╔══

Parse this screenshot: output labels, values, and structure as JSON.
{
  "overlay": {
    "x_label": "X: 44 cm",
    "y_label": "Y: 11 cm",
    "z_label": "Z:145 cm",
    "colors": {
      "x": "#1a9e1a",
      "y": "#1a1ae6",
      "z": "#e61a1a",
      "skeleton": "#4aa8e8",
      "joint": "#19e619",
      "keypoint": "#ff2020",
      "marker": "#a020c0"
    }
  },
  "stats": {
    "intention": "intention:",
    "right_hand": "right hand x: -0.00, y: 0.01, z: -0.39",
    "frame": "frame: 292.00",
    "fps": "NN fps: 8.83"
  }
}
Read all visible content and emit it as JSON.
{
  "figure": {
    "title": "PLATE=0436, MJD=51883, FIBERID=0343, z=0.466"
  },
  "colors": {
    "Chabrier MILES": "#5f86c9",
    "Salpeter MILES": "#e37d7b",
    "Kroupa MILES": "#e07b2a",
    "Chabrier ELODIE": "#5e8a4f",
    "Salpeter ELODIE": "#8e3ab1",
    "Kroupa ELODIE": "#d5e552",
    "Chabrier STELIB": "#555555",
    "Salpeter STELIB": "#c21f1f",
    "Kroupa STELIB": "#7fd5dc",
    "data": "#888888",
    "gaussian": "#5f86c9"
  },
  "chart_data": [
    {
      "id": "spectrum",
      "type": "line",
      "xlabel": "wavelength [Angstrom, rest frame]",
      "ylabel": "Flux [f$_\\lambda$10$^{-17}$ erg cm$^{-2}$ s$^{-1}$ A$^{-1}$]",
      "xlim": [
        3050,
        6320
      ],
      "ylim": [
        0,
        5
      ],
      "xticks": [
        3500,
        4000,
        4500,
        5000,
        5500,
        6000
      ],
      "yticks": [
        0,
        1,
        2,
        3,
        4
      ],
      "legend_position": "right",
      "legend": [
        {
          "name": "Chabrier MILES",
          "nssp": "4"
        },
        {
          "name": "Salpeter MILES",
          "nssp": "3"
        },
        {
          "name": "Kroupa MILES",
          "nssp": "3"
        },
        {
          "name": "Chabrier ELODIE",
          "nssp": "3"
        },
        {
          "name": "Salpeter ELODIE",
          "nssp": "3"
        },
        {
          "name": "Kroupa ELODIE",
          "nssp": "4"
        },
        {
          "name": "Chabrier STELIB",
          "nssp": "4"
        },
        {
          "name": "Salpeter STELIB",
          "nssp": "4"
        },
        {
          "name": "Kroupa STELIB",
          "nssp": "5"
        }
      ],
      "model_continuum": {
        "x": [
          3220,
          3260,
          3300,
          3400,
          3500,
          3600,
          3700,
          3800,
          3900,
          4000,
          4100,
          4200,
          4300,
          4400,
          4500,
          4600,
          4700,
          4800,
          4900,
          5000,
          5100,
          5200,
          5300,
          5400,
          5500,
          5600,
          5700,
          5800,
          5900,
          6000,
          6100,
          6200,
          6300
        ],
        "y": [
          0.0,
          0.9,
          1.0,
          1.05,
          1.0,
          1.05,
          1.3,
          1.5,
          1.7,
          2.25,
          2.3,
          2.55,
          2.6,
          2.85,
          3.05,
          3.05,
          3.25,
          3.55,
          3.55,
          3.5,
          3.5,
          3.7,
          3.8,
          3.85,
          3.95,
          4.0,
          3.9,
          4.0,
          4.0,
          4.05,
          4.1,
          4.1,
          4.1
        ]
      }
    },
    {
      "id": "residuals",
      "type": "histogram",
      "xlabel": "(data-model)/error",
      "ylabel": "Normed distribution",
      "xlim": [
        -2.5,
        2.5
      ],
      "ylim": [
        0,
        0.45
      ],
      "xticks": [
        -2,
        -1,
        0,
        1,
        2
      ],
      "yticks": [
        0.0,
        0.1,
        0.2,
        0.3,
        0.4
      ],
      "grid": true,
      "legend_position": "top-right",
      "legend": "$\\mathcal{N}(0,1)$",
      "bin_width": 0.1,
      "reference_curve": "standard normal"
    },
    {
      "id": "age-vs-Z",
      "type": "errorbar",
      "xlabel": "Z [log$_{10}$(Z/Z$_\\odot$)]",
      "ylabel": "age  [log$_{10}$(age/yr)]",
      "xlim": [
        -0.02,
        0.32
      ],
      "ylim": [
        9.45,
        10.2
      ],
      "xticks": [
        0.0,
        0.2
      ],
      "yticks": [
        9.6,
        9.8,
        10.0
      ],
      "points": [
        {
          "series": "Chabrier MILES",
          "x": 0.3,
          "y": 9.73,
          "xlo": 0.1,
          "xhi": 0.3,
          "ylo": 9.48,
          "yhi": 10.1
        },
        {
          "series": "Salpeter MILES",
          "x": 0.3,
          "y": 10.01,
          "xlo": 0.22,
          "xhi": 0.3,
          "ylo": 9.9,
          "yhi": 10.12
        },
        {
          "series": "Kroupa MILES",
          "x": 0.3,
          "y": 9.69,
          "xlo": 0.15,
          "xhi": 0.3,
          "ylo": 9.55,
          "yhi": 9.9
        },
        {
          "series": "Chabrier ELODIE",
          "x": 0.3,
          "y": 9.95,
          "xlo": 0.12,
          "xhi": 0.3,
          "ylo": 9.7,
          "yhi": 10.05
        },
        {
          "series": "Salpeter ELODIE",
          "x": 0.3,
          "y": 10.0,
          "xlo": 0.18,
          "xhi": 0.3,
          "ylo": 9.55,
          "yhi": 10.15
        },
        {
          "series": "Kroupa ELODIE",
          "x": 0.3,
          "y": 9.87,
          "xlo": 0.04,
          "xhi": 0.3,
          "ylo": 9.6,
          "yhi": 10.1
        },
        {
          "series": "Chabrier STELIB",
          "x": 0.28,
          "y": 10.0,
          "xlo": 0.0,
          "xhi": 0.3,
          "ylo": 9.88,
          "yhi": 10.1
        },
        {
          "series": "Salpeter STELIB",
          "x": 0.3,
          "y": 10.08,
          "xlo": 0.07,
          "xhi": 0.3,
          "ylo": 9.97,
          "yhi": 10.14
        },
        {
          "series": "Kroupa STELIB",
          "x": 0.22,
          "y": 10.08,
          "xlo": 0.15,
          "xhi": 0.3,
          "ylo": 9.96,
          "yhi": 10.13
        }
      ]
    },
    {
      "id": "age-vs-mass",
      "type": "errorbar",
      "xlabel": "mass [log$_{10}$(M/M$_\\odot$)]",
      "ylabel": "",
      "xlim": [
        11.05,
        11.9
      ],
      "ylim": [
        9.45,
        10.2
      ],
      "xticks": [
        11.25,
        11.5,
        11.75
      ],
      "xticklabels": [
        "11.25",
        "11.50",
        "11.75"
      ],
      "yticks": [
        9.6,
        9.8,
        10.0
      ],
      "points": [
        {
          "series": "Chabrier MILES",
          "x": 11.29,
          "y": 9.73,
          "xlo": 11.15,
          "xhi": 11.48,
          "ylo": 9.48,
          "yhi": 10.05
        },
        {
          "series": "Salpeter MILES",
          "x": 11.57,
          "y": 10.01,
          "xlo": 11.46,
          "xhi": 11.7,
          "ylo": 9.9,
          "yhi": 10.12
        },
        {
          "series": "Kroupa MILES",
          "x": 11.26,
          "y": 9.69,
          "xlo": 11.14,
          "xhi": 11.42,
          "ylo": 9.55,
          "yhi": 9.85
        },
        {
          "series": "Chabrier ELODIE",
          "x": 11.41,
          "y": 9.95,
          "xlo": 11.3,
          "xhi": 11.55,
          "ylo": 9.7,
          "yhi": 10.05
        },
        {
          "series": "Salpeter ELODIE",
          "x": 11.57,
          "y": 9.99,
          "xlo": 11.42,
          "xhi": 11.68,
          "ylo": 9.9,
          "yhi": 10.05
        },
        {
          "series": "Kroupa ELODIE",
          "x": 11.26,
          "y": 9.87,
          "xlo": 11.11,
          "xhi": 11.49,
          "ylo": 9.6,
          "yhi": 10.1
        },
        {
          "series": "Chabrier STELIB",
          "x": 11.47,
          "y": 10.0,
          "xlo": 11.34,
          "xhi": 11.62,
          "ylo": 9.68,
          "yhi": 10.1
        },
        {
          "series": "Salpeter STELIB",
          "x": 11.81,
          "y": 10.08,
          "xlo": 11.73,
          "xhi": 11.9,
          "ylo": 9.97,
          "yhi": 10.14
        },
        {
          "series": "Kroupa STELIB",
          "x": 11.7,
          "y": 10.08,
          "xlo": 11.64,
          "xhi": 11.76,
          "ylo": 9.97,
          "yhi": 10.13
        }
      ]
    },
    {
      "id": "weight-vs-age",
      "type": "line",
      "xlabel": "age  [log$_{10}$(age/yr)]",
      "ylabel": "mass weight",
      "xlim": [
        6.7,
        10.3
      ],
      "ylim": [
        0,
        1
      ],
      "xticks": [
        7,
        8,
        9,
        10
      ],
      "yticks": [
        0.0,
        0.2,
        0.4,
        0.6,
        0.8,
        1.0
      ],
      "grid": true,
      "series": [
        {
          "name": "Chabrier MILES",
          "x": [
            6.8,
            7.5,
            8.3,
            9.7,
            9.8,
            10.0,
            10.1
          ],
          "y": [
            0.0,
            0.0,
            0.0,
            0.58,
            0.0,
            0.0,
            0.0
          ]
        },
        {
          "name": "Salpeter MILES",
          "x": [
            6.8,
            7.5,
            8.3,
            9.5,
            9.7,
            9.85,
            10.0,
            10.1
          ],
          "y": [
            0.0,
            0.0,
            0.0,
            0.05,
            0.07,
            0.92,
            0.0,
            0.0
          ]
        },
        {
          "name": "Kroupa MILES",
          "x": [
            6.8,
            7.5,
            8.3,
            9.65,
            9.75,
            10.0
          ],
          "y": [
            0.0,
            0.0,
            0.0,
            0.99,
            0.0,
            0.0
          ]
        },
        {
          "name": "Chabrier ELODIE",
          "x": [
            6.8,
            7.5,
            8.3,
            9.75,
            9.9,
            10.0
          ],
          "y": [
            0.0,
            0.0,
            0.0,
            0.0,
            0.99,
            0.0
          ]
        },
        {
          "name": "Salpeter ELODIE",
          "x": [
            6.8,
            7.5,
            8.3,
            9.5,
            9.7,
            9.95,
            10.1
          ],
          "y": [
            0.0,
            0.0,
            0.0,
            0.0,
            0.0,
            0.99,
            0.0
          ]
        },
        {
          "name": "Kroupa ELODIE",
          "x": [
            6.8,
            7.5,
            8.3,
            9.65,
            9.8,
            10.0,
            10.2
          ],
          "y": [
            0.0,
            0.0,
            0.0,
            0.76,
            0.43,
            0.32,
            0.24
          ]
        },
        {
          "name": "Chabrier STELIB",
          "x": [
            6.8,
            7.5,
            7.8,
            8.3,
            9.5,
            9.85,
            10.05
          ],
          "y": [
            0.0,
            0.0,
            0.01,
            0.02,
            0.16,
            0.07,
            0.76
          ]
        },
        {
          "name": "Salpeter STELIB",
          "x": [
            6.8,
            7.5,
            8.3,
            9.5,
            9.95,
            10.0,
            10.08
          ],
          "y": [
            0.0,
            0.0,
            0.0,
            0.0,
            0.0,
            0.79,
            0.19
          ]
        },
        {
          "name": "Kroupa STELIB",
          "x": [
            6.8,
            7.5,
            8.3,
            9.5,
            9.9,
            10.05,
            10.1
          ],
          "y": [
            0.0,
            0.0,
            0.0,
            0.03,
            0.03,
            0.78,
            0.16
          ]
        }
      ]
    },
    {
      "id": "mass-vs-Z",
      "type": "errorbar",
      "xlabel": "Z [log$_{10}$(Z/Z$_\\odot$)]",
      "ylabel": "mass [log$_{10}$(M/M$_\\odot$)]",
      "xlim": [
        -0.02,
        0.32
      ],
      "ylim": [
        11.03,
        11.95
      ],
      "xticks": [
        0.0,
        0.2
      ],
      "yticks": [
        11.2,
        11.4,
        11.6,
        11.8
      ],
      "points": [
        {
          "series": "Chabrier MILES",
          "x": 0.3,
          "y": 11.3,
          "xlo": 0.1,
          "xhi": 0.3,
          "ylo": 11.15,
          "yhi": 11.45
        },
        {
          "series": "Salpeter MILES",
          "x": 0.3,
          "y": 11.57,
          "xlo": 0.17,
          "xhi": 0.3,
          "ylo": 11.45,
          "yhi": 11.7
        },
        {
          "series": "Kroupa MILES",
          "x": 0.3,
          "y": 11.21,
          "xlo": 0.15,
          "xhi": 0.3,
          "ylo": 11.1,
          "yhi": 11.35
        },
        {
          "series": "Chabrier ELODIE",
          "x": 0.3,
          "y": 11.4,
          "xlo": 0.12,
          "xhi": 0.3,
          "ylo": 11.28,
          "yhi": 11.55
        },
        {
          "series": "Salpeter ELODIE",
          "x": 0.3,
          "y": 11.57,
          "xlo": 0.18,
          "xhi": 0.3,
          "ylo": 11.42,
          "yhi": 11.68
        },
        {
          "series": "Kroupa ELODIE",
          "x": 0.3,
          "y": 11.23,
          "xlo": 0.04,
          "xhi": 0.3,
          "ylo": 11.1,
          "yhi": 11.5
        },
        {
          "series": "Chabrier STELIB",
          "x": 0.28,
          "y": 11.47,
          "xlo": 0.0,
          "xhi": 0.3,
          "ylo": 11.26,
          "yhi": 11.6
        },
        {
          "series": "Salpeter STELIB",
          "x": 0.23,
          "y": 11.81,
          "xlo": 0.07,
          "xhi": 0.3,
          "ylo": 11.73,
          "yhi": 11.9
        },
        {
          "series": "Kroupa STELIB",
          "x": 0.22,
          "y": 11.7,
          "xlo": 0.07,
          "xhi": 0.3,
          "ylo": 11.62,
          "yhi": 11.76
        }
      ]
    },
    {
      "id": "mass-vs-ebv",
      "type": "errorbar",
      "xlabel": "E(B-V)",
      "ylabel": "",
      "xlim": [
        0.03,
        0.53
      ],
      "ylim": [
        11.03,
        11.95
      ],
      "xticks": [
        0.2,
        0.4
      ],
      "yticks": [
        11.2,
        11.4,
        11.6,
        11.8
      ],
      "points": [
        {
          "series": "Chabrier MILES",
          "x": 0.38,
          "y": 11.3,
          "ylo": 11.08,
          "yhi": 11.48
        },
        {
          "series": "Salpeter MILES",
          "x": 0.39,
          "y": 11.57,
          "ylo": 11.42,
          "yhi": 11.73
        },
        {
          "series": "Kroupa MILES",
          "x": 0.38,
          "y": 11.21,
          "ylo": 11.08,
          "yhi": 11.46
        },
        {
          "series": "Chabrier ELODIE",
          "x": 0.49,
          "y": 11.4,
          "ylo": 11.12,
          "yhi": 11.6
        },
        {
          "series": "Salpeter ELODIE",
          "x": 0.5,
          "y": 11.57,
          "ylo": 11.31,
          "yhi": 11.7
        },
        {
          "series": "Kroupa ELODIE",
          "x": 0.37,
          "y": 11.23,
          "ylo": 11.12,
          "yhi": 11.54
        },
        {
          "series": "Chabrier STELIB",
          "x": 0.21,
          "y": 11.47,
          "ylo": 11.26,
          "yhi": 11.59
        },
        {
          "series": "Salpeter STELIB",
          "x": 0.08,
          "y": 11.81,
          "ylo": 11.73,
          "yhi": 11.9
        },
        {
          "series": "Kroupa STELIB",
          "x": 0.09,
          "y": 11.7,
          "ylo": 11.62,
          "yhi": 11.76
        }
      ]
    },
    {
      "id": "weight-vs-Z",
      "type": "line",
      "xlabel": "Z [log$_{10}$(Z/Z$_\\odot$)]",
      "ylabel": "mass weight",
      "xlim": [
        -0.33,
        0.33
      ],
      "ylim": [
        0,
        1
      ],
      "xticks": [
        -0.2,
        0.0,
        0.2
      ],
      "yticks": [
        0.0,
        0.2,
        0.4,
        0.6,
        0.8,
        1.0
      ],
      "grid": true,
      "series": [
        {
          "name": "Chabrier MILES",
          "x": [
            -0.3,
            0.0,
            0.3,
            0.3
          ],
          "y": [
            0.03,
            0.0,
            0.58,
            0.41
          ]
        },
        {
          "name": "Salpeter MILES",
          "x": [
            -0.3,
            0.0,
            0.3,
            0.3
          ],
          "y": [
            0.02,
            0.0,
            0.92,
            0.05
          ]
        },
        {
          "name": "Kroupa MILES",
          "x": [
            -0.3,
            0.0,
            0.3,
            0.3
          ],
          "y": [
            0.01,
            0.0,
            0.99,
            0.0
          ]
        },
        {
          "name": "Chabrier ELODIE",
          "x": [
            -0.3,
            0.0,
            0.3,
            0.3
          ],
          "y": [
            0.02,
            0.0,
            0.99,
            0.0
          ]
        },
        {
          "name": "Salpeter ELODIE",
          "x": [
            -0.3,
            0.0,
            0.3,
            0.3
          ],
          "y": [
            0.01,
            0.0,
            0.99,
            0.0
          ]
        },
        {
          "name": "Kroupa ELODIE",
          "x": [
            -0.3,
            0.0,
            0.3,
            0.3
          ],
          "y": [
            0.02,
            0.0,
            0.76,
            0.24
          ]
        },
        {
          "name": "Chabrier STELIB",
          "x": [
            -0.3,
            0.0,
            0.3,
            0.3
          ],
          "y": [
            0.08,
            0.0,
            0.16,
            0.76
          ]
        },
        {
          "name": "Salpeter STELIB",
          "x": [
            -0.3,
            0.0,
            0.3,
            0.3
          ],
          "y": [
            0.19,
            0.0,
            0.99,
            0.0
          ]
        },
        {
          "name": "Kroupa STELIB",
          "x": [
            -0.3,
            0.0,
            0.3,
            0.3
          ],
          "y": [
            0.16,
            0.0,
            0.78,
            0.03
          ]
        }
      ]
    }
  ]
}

╚══

-- WHAT IS EXPECTED --
Search the lines above for the string "mass" and copy each line that has it.

-- FINISHED EXERCISE --
      "id": "age-vs-mass",
      "xlabel": "mass [log$_{10}$(M/M$_\\odot$)]",
      "ylabel": "mass weight",
      "id": "mass-vs-Z",
      "ylabel": "mass [log$_{10}$(M/M$_\\odot$)]",
      "id": "mass-vs-ebv",
      "ylabel": "mass weight",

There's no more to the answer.